**Task prompt:**
Reproduce each of the items below line for line, with no changes.
# Task data start
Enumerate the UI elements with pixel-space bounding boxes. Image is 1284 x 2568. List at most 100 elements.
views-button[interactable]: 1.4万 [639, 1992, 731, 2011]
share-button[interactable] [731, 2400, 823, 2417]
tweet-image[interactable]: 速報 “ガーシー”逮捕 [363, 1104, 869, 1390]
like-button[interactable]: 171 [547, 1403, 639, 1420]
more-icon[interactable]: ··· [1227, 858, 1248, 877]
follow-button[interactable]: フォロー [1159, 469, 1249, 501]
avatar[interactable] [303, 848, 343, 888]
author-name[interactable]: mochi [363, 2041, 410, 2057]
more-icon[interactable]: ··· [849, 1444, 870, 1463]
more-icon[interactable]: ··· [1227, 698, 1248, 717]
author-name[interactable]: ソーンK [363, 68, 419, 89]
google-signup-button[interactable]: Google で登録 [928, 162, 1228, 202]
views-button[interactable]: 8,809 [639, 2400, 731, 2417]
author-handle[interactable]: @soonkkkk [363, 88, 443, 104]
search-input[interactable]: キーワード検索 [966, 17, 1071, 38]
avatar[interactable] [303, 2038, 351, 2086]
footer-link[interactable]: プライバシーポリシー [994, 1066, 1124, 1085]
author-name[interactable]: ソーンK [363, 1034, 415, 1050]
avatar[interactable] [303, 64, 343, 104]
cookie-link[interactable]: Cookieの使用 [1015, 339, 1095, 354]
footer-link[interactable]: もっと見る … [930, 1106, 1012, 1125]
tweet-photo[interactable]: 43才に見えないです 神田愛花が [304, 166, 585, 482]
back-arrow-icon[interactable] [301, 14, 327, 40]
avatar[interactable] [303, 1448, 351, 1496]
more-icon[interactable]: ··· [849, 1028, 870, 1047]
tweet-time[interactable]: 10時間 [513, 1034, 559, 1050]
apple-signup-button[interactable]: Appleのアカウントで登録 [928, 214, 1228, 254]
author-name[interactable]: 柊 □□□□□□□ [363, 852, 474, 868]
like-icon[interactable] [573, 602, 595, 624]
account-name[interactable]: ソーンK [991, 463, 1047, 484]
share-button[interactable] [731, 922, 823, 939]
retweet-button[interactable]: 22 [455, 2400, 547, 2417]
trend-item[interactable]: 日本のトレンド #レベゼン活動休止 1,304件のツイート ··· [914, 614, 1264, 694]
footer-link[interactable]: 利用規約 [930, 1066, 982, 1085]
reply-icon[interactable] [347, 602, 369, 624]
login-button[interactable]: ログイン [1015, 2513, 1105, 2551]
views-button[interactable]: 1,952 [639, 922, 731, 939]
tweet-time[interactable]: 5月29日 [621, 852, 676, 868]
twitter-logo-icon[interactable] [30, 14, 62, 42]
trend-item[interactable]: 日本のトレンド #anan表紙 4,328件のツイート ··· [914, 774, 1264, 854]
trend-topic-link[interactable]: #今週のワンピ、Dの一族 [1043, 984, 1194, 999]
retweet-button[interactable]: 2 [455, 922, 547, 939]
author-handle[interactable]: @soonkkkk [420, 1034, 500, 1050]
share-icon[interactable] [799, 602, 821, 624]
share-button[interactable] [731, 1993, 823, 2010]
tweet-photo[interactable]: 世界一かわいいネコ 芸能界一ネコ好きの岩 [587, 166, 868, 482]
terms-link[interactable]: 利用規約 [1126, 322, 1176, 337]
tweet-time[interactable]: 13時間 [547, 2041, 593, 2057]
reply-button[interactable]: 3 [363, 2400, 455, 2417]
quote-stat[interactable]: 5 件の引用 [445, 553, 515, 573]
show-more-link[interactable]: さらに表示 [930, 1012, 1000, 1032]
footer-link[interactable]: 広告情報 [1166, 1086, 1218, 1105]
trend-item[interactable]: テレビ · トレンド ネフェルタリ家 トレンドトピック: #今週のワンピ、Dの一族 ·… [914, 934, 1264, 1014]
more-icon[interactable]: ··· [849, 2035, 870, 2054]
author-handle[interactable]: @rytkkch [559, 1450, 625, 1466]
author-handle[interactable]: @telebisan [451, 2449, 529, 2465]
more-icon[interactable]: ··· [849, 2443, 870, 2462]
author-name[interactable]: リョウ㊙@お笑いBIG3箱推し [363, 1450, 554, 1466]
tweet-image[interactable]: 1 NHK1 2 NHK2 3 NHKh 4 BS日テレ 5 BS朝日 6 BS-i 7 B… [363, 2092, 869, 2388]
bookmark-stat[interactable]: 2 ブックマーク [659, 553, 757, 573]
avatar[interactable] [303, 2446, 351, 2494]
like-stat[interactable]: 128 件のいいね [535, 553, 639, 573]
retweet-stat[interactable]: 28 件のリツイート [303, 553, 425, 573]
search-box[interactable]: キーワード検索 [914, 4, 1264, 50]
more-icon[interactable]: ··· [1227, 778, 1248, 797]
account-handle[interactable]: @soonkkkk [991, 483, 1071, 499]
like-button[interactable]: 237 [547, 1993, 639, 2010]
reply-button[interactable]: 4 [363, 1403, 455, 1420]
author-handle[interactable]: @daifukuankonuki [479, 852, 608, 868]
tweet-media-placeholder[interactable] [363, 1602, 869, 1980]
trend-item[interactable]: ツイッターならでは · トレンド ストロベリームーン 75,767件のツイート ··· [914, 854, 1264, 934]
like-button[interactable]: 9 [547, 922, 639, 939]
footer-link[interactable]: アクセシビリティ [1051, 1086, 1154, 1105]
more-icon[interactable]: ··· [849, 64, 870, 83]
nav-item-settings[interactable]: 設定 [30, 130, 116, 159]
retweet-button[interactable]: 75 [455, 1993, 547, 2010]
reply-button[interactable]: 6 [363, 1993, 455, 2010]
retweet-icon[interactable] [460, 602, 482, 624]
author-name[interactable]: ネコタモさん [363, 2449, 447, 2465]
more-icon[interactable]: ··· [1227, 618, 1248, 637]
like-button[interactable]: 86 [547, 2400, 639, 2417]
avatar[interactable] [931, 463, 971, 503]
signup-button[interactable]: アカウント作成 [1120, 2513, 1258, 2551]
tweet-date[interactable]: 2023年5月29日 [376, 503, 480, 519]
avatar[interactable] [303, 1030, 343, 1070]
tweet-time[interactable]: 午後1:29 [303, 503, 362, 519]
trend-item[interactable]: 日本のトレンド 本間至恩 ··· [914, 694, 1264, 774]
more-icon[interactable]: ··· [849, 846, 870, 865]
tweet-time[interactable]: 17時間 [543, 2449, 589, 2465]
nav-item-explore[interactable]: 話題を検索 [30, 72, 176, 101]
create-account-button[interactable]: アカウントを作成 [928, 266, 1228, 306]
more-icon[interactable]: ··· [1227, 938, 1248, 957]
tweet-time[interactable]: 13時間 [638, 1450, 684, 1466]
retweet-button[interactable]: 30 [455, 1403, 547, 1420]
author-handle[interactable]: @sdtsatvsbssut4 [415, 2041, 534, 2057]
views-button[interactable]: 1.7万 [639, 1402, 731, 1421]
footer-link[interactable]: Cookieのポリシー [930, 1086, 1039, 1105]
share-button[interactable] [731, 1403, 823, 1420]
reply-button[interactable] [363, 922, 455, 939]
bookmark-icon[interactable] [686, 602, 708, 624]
# Task data end
**Answer for the task:**
Enumerate the UI elements with pixel-space bounding boxes. Image is 1284 x 2568. List at most 100 elements.
views-button[interactable]: 1.4万 [639, 1992, 731, 2011]
share-button[interactable] [731, 2400, 823, 2417]
tweet-image[interactable]: 速報 “ガーシー”逮捕 [363, 1104, 869, 1390]
like-button[interactable]: 171 [547, 1403, 639, 1420]
more-icon[interactable]: ··· [1227, 858, 1248, 877]
follow-button[interactable]: フォロー [1159, 469, 1249, 501]
avatar[interactable] [303, 848, 343, 888]
author-name[interactable]: mochi [363, 2041, 410, 2057]
more-icon[interactable]: ··· [849, 1444, 870, 1463]
more-icon[interactable]: ··· [1227, 698, 1248, 717]
author-name[interactable]: ソーンK [363, 68, 419, 89]
google-signup-button[interactable]: Google で登録 [928, 162, 1228, 202]
views-button[interactable]: 8,809 [639, 2400, 731, 2417]
author-handle[interactable]: @soonkkkk [363, 88, 443, 104]
search-input[interactable]: キーワード検索 [966, 17, 1071, 38]
avatar[interactable] [303, 2038, 351, 2086]
footer-link[interactable]: プライバシーポリシー [994, 1066, 1124, 1085]
author-name[interactable]: ソーンK [363, 1034, 415, 1050]
avatar[interactable] [303, 64, 343, 104]
cookie-link[interactable]: Cookieの使用 [1015, 339, 1095, 354]
footer-link[interactable]: もっと見る … [930, 1106, 1012, 1125]
tweet-photo[interactable]: 43才に見えないです 神田愛花が [304, 166, 585, 482]
back-arrow-icon[interactable] [301, 14, 327, 40]
avatar[interactable] [303, 1448, 351, 1496]
more-icon[interactable]: ··· [849, 1028, 870, 1047]
tweet-time[interactable]: 10時間 [513, 1034, 559, 1050]
apple-signup-button[interactable]: Appleのアカウントで登録 [928, 214, 1228, 254]
author-name[interactable]: 柊 □□□□□□□ [363, 852, 474, 868]
like-icon[interactable] [573, 602, 595, 624]
account-name[interactable]: ソーンK [991, 463, 1047, 484]
share-button[interactable] [731, 922, 823, 939]
retweet-button[interactable]: 22 [455, 2400, 547, 2417]
trend-item[interactable]: 日本のトレンド #レベゼン活動休止 1,304件のツイート ··· [914, 614, 1264, 694]
footer-link[interactable]: 利用規約 [930, 1066, 982, 1085]
reply-icon[interactable] [347, 602, 369, 624]
login-button[interactable]: ログイン [1015, 2513, 1105, 2551]
views-button[interactable]: 1,952 [639, 922, 731, 939]
tweet-time[interactable]: 5月29日 [621, 852, 676, 868]
twitter-logo-icon[interactable] [30, 14, 62, 42]
trend-item[interactable]: 日本のトレンド #anan表紙 4,328件のツイート ··· [914, 774, 1264, 854]
trend-topic-link[interactable]: #今週のワンピ、Dの一族 [1043, 984, 1194, 999]
retweet-button[interactable]: 2 [455, 922, 547, 939]
author-handle[interactable]: @soonkkkk [420, 1034, 500, 1050]
share-icon[interactable] [799, 602, 821, 624]
share-button[interactable] [731, 1993, 823, 2010]
tweet-photo[interactable]: 世界一かわいいネコ 芸能界一ネコ好きの岩 [587, 166, 868, 482]
terms-link[interactable]: 利用規約 [1126, 322, 1176, 337]
tweet-time[interactable]: 13時間 [547, 2041, 593, 2057]
reply-button[interactable]: 3 [363, 2400, 455, 2417]
quote-stat[interactable]: 5 件の引用 [445, 553, 515, 573]
show-more-link[interactable]: さらに表示 [930, 1012, 1000, 1032]
footer-link[interactable]: 広告情報 [1166, 1086, 1218, 1105]
trend-item[interactable]: テレビ · トレンド ネフェルタリ家 トレンドトピック: #今週のワンピ、Dの一族 ·… [914, 934, 1264, 1014]
more-icon[interactable]: ··· [849, 2035, 870, 2054]
author-handle[interactable]: @rytkkch [559, 1450, 625, 1466]
author-handle[interactable]: @telebisan [451, 2449, 529, 2465]
more-icon[interactable]: ··· [849, 2443, 870, 2462]
author-name[interactable]: リョウ㊙@お笑いBIG3箱推し [363, 1450, 554, 1466]
tweet-image[interactable]: 1 NHK1 2 NHK2 3 NHKh 4 BS日テレ 5 BS朝日 6 BS-i 7 B… [363, 2092, 869, 2388]
bookmark-stat[interactable]: 2 ブックマーク [659, 553, 757, 573]
avatar[interactable] [303, 2446, 351, 2494]
like-stat[interactable]: 128 件のいいね [535, 553, 639, 573]
retweet-stat[interactable]: 28 件のリツイート [303, 553, 425, 573]
search-box[interactable]: キーワード検索 [914, 4, 1264, 50]
more-icon[interactable]: ··· [1227, 778, 1248, 797]
account-handle[interactable]: @soonkkkk [991, 483, 1071, 499]
like-button[interactable]: 237 [547, 1993, 639, 2010]
reply-button[interactable]: 4 [363, 1403, 455, 1420]
author-handle[interactable]: @daifukuankonuki [479, 852, 608, 868]
tweet-media-placeholder[interactable] [363, 1602, 869, 1980]
trend-item[interactable]: ツイッターならでは · トレンド ストロベリームーン 75,767件のツイート ··· [914, 854, 1264, 934]
like-button[interactable]: 9 [547, 922, 639, 939]
footer-link[interactable]: アクセシビリティ [1051, 1086, 1154, 1105]
more-icon[interactable]: ··· [849, 64, 870, 83]
nav-item-settings[interactable]: 設定 [30, 130, 116, 159]
retweet-button[interactable]: 75 [455, 1993, 547, 2010]
reply-button[interactable]: 6 [363, 1993, 455, 2010]
retweet-icon[interactable] [460, 602, 482, 624]
author-name[interactable]: ネコタモさん [363, 2449, 447, 2465]
more-icon[interactable]: ··· [1227, 618, 1248, 637]
like-button[interactable]: 86 [547, 2400, 639, 2417]
avatar[interactable] [931, 463, 971, 503]
signup-button[interactable]: アカウント作成 [1120, 2513, 1258, 2551]
tweet-date[interactable]: 2023年5月29日 [376, 503, 480, 519]
avatar[interactable] [303, 1030, 343, 1070]
tweet-time[interactable]: 午後1:29 [303, 503, 362, 519]
trend-item[interactable]: 日本のトレンド 本間至恩 ··· [914, 694, 1264, 774]
more-icon[interactable]: ··· [849, 846, 870, 865]
tweet-time[interactable]: 17時間 [543, 2449, 589, 2465]
nav-item-explore[interactable]: 話題を検索 [30, 72, 176, 101]
create-account-button[interactable]: アカウントを作成 [928, 266, 1228, 306]
more-icon[interactable]: ··· [1227, 938, 1248, 957]
tweet-time[interactable]: 13時間 [638, 1450, 684, 1466]
retweet-button[interactable]: 30 [455, 1403, 547, 1420]
author-handle[interactable]: @sdtsatvsbssut4 [415, 2041, 534, 2057]
views-button[interactable]: 1.7万 [639, 1402, 731, 1421]
footer-link[interactable]: Cookieのポリシー [930, 1086, 1039, 1105]
share-button[interactable] [731, 1403, 823, 1420]
reply-button[interactable] [363, 922, 455, 939]
bookmark-icon[interactable] [686, 602, 708, 624]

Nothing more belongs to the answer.